:: Data supplied ::

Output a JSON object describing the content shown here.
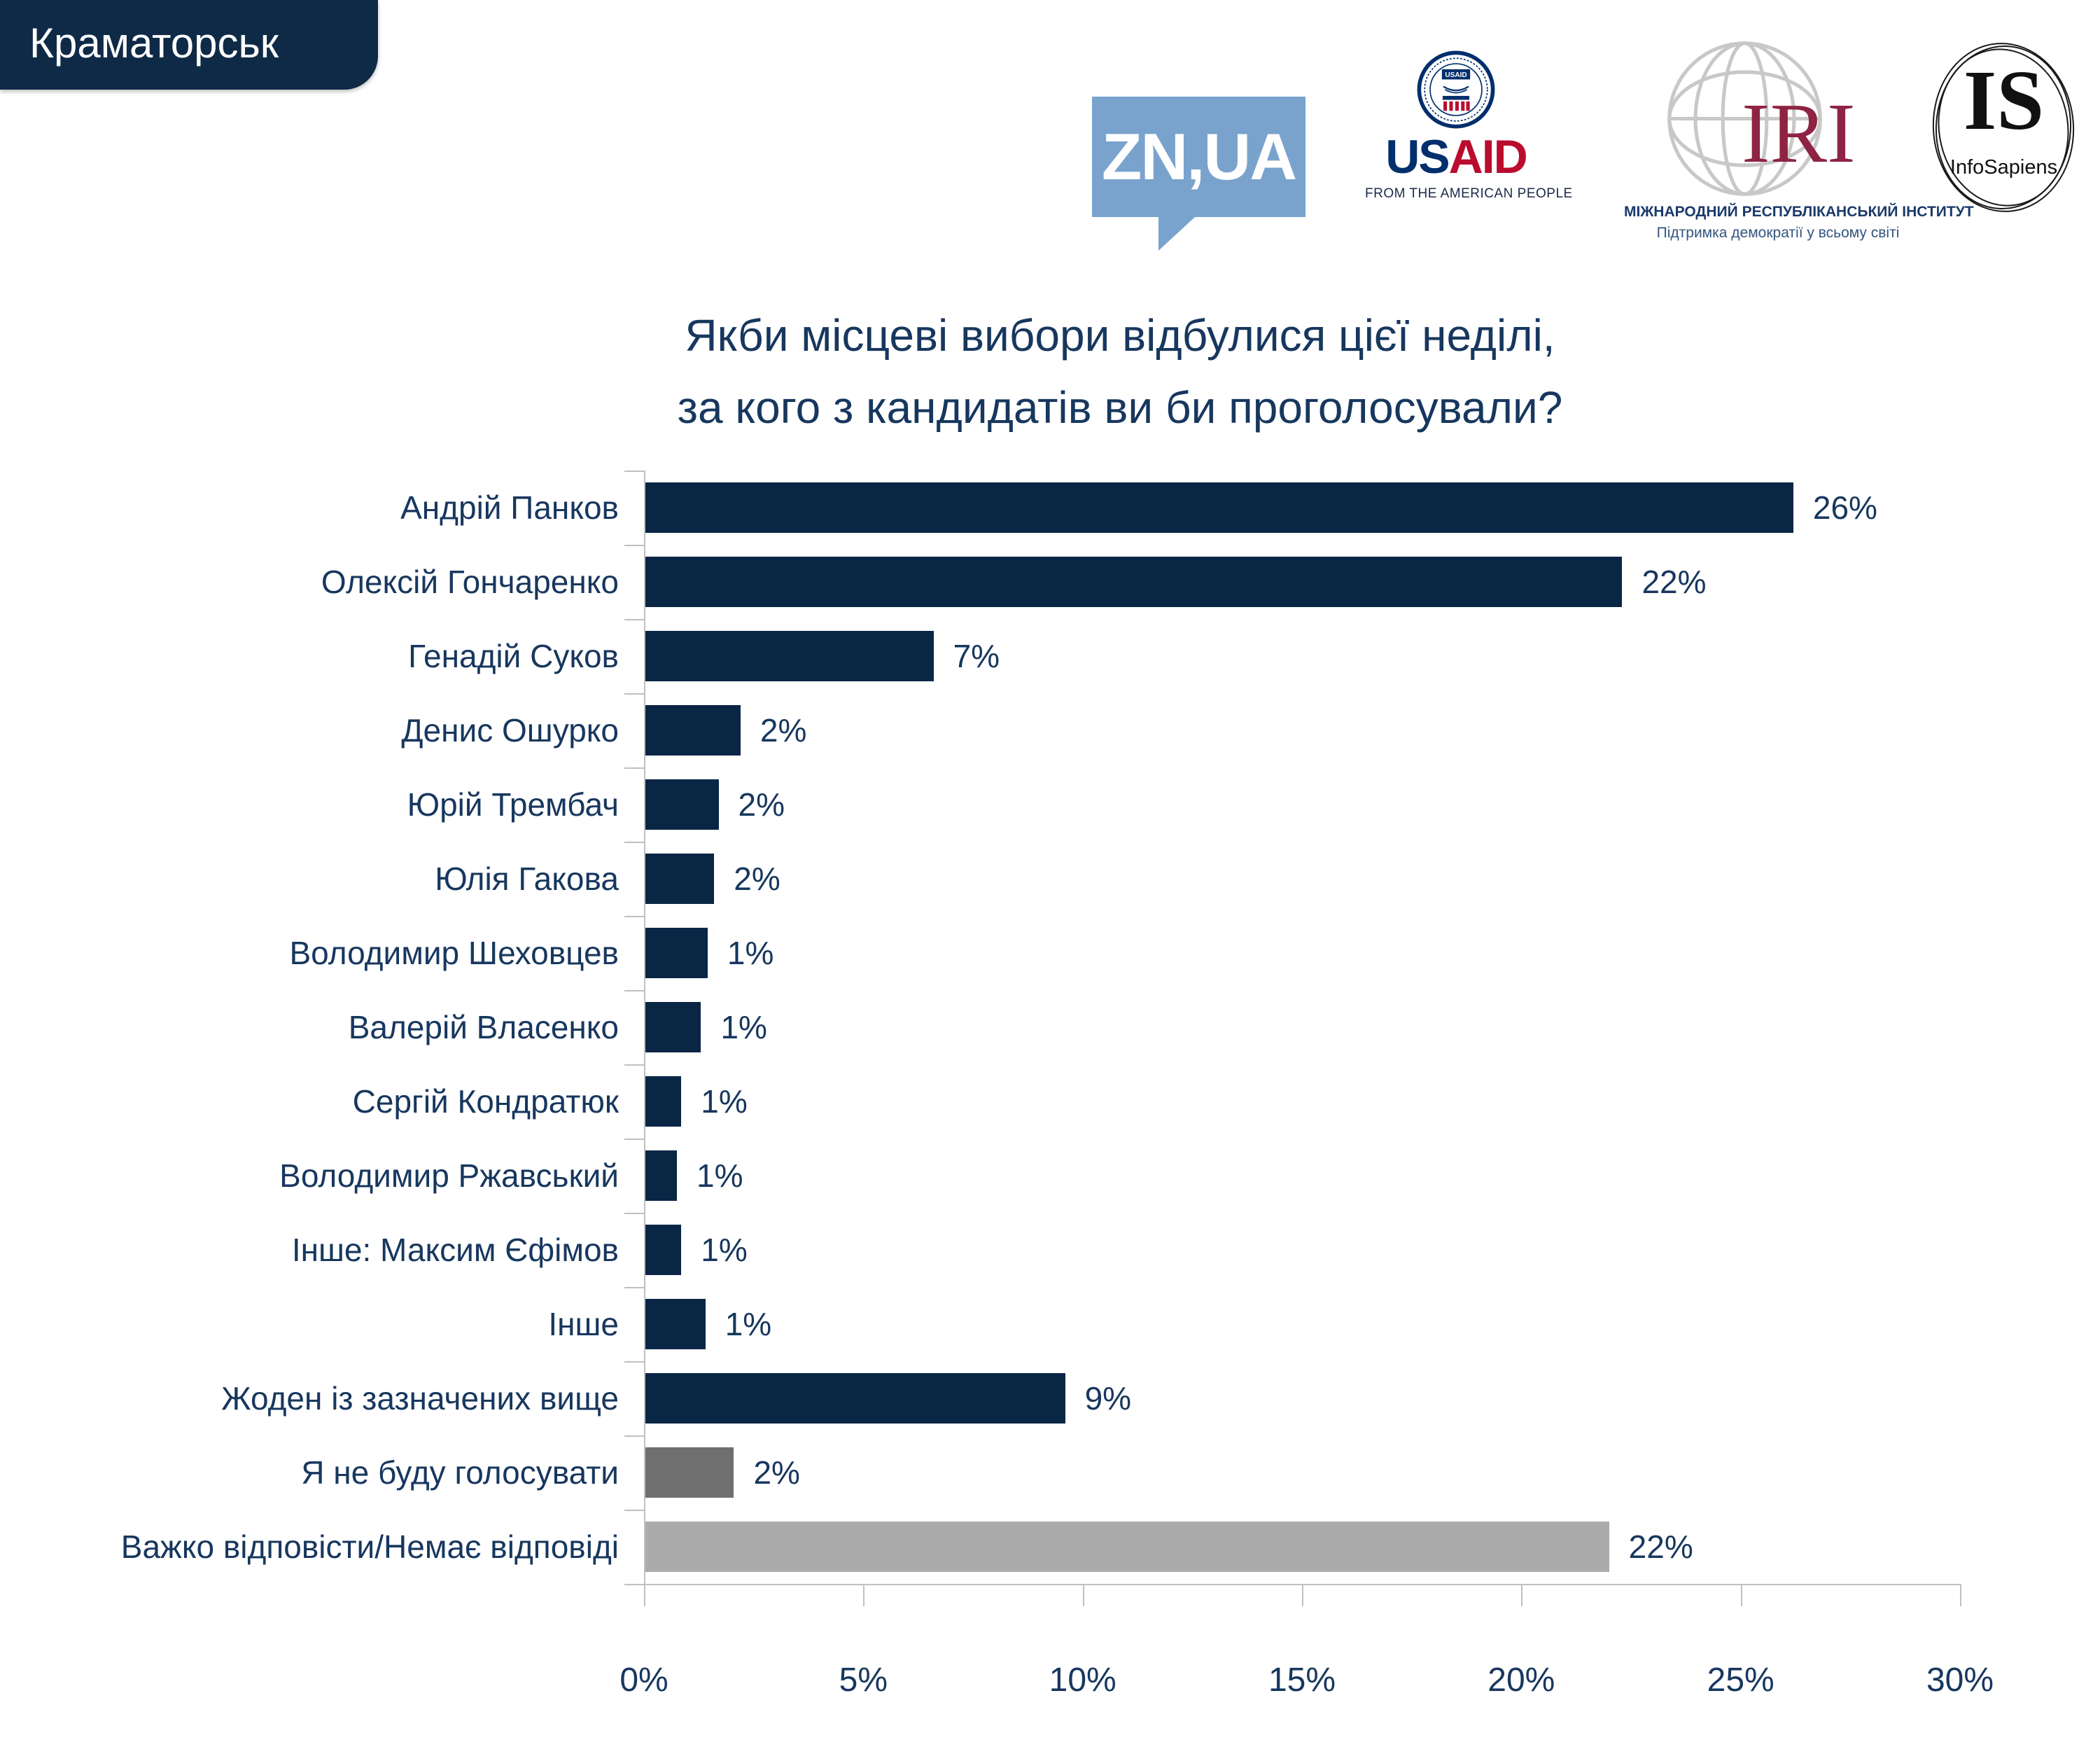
{
  "badge": {
    "label": "Краматорськ"
  },
  "logos": {
    "znua": {
      "text": "ZN,UA"
    },
    "usaid": {
      "word_us": "US",
      "word_aid": "AID",
      "tagline": "FROM THE AMERICAN PEOPLE",
      "seal_label": "USAID"
    },
    "iri": {
      "acronym": "IRI",
      "line1": "МІЖНАРОДНИЙ РЕСПУБЛІКАНСЬКИЙ ІНСТИТУТ",
      "line2": "Підтримка демократії у всьому світі"
    },
    "infosapiens": {
      "acronym": "IS",
      "name": "InfoSapiens"
    }
  },
  "title": {
    "line1": "Якби місцеві вибори відбулися цієї неділі,",
    "line2": "за кого з кандидатів ви би проголосували?"
  },
  "chart_data": {
    "type": "bar",
    "orientation": "horizontal",
    "title": "Якби місцеві вибори відбулися цієї неділі, за кого з кандидатів ви би проголосували?",
    "categories": [
      "Андрій Панков",
      "Олексій Гончаренко",
      "Генадій Суков",
      "Денис Ошурко",
      "Юрій Трембач",
      "Юлія Гакова",
      "Володимир Шеховцев",
      "Валерій Власенко",
      "Сергій Кондратюк",
      "Володимир Ржавський",
      "Інше: Максим Єфімов",
      "Інше",
      "Жоден із зазначених вище",
      "Я не буду голосувати",
      "Важко відповісти/Немає відповіді"
    ],
    "values": [
      26,
      22,
      7,
      2,
      2,
      2,
      1,
      1,
      1,
      1,
      1,
      1,
      9,
      2,
      22
    ],
    "value_labels": [
      "26%",
      "22%",
      "7%",
      "2%",
      "2%",
      "2%",
      "1%",
      "1%",
      "1%",
      "1%",
      "1%",
      "1%",
      "9%",
      "2%",
      "22%"
    ],
    "bar_lengths_pct": [
      26.2,
      22.3,
      6.6,
      2.2,
      1.7,
      1.6,
      1.45,
      1.3,
      0.85,
      0.75,
      0.85,
      1.4,
      9.6,
      2.05,
      22.0
    ],
    "bar_colors": [
      "#0A2645",
      "#0A2645",
      "#0A2645",
      "#0A2645",
      "#0A2645",
      "#0A2645",
      "#0A2645",
      "#0A2645",
      "#0A2645",
      "#0A2645",
      "#0A2645",
      "#0A2645",
      "#0A2645",
      "#6F6F6F",
      "#ABABAB"
    ],
    "x_tick_labels": [
      "0%",
      "5%",
      "10%",
      "15%",
      "20%",
      "25%",
      "30%"
    ],
    "xlim": [
      0,
      30
    ],
    "grid": false,
    "legend": false
  },
  "colors": {
    "navy_bar": "#0A2645",
    "text_navy": "#17375E",
    "gray_dark": "#6F6F6F",
    "gray_light": "#ABABAB",
    "axis_gray": "#C0C0C0",
    "zn_blue": "#79A3CD",
    "usaid_navy": "#002F6C",
    "usaid_red": "#BA0C2F",
    "iri_maroon": "#8E2344"
  }
}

:::

Exercise task
Output the records above exactly as they are, leaving out the pictures.

Expected answer
Output a JSON object describing the content shown here.
{
  "badge": {
    "label": "Краматорськ"
  },
  "logos": {
    "znua": {
      "text": "ZN,UA"
    },
    "usaid": {
      "word_us": "US",
      "word_aid": "AID",
      "tagline": "FROM THE AMERICAN PEOPLE",
      "seal_label": "USAID"
    },
    "iri": {
      "acronym": "IRI",
      "line1": "МІЖНАРОДНИЙ РЕСПУБЛІКАНСЬКИЙ ІНСТИТУТ",
      "line2": "Підтримка демократії у всьому світі"
    },
    "infosapiens": {
      "acronym": "IS",
      "name": "InfoSapiens"
    }
  },
  "title": {
    "line1": "Якби місцеві вибори відбулися цієї неділі,",
    "line2": "за кого з кандидатів ви би проголосували?"
  },
  "chart_data": {
    "type": "bar",
    "orientation": "horizontal",
    "title": "Якби місцеві вибори відбулися цієї неділі, за кого з кандидатів ви би проголосували?",
    "categories": [
      "Андрій Панков",
      "Олексій Гончаренко",
      "Генадій Суков",
      "Денис Ошурко",
      "Юрій Трембач",
      "Юлія Гакова",
      "Володимир Шеховцев",
      "Валерій Власенко",
      "Сергій Кондратюк",
      "Володимир Ржавський",
      "Інше: Максим Єфімов",
      "Інше",
      "Жоден із зазначених вище",
      "Я не буду голосувати",
      "Важко відповісти/Немає відповіді"
    ],
    "values": [
      26,
      22,
      7,
      2,
      2,
      2,
      1,
      1,
      1,
      1,
      1,
      1,
      9,
      2,
      22
    ],
    "value_labels": [
      "26%",
      "22%",
      "7%",
      "2%",
      "2%",
      "2%",
      "1%",
      "1%",
      "1%",
      "1%",
      "1%",
      "1%",
      "9%",
      "2%",
      "22%"
    ],
    "bar_lengths_pct": [
      26.2,
      22.3,
      6.6,
      2.2,
      1.7,
      1.6,
      1.45,
      1.3,
      0.85,
      0.75,
      0.85,
      1.4,
      9.6,
      2.05,
      22.0
    ],
    "bar_colors": [
      "#0A2645",
      "#0A2645",
      "#0A2645",
      "#0A2645",
      "#0A2645",
      "#0A2645",
      "#0A2645",
      "#0A2645",
      "#0A2645",
      "#0A2645",
      "#0A2645",
      "#0A2645",
      "#0A2645",
      "#6F6F6F",
      "#ABABAB"
    ],
    "x_tick_labels": [
      "0%",
      "5%",
      "10%",
      "15%",
      "20%",
      "25%",
      "30%"
    ],
    "xlim": [
      0,
      30
    ],
    "grid": false,
    "legend": false
  },
  "colors": {
    "navy_bar": "#0A2645",
    "text_navy": "#17375E",
    "gray_dark": "#6F6F6F",
    "gray_light": "#ABABAB",
    "axis_gray": "#C0C0C0",
    "zn_blue": "#79A3CD",
    "usaid_navy": "#002F6C",
    "usaid_red": "#BA0C2F",
    "iri_maroon": "#8E2344"
  }
}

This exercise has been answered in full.